**Reading text**
+--

Former Google Brain researcher, and now Entrepreneur in Residence at Google Ventures, Alex Wiltschko, explains, “My team is focused on giving computers a sense of smell. As we reviewed predictions of the neural networks we trained to predict what molecules smell like to people, we found that they were also useful to predict how the 'smell parts' of the brains of insects respond to the same molecules.”

Insects like mosquitoes use smell to locate food — sugary nectar from plants, and in the case of egg-producing females of many species, a protein found in blood. Chemical repellents work to confuse the olfactory signals of these insects, distracting them from biting a possible victim and preventing the spread of disease-causing pathogens. The Google Brain team realized that if they could train computers to recognize the odors that repel mosquitoes, those computers could help predict safe, cheap and effective repellents to stop insect-borne disease in its tracks.

Of course, in order to train their models, they needed data.

The team identified relevant research completed by the United States Department of Agriculture during World War II. “We learned about a dataset where they tested thousands of repellents – much more than the 20 we had,” Alex says. But the USDA data was recorded in notebooks and file cabinets, some of it unindexed, and all of it too difficult to find and share with the Google Brain team. Fortunately, the USDA research had been scanned and indexed by another team at Google – Google Books. The USDA was able to provide search terms which helped the Google Brain team locate the missing dataset among the over 40 million volumes in the Google Books corpus.

A page from a study in the 1940s

A massive-but-forgotten insect repellent dataset discovered in Google Books that describes the first test of DEET in the late 1940s.

+--

**Information provided**
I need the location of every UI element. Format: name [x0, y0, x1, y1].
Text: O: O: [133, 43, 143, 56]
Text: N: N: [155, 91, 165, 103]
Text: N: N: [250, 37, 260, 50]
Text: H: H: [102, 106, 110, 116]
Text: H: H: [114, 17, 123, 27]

+--

**Task prompt**
Reproduce the part of the passage on mosquito repellent research that begins with the words containing "Of course, in" and ends with "Google Books corpus.". The records have no connection to the text.

**Exercise answer**
Of course, in order to train their models, they needed data.

The team identified relevant research completed by the United States Department of Agriculture during World War II. “We learned about a dataset where they tested thousands of repellents – much more than the 20 we had,” Alex says. But the USDA data was recorded in notebooks and file cabinets, some of it unindexed, and all of it too difficult to find and share with the Google Brain team. Fortunately, the USDA research had been scanned and indexed by another team at Google – Google Books. The USDA was able to provide search terms which helped the Google Brain team locate the missing dataset among the over 40 million volumes in the Google Books corpus.